[Records]
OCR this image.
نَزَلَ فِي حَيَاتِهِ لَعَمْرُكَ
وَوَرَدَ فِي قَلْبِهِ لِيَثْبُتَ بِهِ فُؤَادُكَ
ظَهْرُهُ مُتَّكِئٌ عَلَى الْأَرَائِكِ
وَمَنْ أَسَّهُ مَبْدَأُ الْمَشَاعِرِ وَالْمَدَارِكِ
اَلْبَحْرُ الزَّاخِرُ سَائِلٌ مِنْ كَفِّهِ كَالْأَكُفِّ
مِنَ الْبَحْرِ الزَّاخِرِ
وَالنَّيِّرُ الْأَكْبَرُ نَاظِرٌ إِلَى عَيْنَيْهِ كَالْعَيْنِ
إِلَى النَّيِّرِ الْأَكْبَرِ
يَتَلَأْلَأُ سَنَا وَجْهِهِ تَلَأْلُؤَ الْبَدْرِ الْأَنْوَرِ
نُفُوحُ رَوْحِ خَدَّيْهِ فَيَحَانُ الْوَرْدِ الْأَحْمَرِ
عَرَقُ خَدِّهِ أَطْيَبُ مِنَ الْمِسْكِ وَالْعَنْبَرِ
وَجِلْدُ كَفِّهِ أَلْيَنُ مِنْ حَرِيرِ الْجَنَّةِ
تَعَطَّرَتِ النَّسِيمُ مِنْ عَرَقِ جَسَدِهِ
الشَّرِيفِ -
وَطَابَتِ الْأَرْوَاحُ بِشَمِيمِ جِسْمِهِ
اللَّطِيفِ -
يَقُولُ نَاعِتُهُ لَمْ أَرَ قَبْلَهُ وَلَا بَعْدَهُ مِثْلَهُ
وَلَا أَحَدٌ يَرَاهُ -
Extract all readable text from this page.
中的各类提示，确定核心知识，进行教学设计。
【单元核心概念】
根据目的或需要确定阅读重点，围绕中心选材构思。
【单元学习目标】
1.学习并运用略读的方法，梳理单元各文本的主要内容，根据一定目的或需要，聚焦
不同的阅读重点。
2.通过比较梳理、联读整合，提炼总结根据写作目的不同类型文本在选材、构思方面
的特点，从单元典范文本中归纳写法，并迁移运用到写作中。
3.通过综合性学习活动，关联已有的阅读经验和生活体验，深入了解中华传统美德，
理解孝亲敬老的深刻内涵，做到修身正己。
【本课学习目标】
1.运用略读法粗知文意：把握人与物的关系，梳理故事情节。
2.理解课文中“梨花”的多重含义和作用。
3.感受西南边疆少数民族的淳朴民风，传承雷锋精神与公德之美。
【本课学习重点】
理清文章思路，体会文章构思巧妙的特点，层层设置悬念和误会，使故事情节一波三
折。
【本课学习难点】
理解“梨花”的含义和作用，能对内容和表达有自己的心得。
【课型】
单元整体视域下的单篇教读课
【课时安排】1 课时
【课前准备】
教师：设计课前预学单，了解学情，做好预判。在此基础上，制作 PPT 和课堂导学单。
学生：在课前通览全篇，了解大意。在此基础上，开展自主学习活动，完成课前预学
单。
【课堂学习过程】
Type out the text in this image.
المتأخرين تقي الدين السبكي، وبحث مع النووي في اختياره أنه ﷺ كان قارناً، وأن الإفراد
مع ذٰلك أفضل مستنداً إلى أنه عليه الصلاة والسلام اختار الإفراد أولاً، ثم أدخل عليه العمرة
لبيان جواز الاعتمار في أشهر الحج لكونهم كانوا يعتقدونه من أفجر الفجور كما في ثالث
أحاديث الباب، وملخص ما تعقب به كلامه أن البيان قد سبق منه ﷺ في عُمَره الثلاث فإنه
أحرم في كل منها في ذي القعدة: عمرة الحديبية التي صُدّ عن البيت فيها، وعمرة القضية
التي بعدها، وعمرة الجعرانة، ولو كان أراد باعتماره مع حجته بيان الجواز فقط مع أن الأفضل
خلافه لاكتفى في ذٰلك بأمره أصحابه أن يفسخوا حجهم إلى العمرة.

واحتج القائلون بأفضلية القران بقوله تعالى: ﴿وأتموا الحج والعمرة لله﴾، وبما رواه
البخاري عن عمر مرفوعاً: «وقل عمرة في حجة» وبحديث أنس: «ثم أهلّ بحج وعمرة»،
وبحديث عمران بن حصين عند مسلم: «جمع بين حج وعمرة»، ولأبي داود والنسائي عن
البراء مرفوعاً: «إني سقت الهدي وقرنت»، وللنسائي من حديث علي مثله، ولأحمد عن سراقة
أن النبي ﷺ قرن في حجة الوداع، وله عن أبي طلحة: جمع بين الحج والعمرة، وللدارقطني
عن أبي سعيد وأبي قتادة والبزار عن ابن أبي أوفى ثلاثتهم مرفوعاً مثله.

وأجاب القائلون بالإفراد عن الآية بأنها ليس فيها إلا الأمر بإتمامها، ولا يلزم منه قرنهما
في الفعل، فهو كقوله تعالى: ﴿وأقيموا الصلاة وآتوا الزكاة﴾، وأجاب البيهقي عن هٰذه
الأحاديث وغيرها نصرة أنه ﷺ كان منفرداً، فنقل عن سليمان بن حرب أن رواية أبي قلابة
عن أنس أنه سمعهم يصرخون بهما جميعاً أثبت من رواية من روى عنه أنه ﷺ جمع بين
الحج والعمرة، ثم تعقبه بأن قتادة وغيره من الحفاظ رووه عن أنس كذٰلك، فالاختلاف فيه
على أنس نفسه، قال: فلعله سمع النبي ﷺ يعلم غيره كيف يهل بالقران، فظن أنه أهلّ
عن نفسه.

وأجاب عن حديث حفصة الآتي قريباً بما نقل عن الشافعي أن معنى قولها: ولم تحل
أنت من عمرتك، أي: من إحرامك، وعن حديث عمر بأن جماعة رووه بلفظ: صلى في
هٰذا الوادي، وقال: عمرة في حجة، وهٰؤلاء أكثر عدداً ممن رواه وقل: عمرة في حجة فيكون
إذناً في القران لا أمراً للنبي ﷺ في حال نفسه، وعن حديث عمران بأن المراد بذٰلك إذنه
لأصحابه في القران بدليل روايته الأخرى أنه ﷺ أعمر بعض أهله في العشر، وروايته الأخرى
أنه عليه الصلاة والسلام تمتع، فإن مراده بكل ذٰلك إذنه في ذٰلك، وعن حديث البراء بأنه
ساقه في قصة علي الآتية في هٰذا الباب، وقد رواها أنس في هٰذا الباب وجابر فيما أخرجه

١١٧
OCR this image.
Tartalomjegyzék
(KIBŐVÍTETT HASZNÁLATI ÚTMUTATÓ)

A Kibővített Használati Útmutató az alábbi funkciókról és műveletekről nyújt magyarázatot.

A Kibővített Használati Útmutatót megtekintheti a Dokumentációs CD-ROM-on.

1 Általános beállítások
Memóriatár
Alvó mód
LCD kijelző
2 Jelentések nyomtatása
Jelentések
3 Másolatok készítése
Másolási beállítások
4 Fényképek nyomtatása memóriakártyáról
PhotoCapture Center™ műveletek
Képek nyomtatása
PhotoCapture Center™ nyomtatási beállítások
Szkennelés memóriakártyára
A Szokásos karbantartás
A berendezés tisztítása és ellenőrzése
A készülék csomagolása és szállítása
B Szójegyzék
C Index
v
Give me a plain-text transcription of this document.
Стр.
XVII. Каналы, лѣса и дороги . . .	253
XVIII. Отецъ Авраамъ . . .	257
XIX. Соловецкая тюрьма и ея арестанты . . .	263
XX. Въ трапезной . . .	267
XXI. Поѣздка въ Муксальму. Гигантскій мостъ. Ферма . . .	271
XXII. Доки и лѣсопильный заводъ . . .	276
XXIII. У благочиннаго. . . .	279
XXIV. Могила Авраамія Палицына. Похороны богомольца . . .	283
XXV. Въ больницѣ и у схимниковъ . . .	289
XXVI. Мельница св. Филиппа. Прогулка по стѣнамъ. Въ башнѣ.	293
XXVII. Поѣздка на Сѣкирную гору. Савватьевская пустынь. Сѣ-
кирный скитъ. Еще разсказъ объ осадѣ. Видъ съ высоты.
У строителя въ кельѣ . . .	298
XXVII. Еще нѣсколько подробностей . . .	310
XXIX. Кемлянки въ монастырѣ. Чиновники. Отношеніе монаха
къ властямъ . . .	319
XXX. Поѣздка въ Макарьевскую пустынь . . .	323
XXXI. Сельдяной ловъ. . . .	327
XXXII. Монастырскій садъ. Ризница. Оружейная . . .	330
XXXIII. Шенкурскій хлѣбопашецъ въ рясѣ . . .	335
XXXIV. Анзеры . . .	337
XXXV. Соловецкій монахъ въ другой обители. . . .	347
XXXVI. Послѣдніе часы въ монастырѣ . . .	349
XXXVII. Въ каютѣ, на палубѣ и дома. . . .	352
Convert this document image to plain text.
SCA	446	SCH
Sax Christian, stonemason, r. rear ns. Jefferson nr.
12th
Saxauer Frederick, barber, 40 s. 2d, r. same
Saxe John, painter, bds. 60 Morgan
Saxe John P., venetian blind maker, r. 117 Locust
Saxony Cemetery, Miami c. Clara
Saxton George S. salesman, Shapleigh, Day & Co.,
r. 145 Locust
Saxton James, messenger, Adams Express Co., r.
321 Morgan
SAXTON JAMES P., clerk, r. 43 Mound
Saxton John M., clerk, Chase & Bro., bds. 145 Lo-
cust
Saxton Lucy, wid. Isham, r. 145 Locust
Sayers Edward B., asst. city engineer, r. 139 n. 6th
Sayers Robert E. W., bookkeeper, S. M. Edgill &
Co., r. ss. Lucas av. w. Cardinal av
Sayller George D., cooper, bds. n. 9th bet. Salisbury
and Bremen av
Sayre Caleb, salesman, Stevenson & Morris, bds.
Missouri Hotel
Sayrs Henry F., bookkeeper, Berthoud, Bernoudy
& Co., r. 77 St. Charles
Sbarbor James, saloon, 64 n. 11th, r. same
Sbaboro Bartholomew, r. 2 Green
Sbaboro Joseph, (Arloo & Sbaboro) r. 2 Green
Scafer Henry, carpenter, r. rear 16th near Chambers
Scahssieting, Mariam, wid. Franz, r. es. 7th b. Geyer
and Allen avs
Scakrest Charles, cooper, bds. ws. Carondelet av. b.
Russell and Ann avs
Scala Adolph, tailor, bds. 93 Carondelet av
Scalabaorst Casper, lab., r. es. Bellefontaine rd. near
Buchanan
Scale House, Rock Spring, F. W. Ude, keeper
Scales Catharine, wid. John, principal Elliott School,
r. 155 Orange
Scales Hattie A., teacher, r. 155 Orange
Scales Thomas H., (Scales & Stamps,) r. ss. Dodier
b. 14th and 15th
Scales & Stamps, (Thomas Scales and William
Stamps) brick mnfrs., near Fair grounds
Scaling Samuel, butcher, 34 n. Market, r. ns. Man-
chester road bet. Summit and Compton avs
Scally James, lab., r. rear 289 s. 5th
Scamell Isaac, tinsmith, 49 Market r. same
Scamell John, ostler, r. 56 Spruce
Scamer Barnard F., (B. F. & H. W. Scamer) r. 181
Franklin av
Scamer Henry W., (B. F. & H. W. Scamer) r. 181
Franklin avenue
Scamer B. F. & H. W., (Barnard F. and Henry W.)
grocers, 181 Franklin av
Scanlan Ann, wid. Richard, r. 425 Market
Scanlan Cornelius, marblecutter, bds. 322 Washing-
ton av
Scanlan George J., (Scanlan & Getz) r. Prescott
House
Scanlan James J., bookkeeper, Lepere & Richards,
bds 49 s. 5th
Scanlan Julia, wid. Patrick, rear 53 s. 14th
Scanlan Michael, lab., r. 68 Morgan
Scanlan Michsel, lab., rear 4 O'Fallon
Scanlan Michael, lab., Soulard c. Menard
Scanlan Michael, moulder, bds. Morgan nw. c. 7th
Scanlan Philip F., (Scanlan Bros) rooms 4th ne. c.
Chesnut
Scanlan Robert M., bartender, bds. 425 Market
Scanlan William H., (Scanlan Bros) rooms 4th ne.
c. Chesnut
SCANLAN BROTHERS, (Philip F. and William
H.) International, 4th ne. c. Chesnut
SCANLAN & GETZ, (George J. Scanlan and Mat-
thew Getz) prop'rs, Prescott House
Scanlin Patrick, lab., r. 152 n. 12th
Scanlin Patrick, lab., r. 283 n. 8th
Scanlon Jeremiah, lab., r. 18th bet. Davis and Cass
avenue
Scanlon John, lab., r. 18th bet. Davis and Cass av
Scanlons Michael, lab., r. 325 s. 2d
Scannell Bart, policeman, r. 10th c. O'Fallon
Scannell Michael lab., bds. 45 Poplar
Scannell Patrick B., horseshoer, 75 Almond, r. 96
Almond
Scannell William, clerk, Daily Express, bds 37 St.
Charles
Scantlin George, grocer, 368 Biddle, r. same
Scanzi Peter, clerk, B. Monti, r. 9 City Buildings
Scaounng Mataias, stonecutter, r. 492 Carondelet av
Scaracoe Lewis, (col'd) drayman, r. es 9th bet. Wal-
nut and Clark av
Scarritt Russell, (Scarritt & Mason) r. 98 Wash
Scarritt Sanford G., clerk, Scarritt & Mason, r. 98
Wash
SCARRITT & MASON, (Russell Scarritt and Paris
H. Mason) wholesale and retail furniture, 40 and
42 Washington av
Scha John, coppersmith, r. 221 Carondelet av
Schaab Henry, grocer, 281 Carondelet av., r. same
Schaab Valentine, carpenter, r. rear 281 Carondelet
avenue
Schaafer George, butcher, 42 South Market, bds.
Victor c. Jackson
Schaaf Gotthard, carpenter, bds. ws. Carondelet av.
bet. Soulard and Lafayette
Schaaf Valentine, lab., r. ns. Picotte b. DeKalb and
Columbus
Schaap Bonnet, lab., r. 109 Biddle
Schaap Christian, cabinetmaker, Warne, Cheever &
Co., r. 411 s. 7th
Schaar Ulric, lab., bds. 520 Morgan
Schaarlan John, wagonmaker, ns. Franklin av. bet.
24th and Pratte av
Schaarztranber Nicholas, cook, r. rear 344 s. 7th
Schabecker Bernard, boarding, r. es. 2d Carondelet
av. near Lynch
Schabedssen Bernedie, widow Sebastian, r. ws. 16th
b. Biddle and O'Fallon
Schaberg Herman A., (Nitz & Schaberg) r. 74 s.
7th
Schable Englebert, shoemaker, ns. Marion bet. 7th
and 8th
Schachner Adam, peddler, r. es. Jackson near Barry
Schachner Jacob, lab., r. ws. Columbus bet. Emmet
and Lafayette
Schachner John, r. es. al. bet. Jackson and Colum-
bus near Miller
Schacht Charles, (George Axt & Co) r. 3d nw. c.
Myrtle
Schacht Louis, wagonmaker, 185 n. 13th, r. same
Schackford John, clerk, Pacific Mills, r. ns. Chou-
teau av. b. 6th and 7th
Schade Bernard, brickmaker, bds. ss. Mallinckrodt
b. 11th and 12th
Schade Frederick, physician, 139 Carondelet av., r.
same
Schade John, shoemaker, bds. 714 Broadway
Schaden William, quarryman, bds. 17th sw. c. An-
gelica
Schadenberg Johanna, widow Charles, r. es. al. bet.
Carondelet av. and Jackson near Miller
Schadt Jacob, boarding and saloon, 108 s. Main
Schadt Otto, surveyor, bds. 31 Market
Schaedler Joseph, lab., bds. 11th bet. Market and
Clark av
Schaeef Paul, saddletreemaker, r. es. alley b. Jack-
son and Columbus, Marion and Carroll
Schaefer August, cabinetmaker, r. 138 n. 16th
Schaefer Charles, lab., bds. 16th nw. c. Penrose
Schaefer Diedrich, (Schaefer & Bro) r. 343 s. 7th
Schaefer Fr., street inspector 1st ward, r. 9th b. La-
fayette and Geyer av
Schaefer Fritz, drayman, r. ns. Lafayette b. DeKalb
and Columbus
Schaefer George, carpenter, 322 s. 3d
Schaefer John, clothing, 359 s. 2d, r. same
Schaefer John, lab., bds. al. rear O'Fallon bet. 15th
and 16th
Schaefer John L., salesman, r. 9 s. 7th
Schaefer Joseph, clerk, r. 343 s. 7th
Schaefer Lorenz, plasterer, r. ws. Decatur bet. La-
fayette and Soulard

Prompt | Copy each line of the listing that includes "bookkeeper".

Correct response |
Sayers Robert E. W., bookkeeper, S. M. Edgill &
Sayrs Henry F., bookkeeper, Berthoud, Bernoudy
Scanlan James J., bookkeeper, Lepere & Richards,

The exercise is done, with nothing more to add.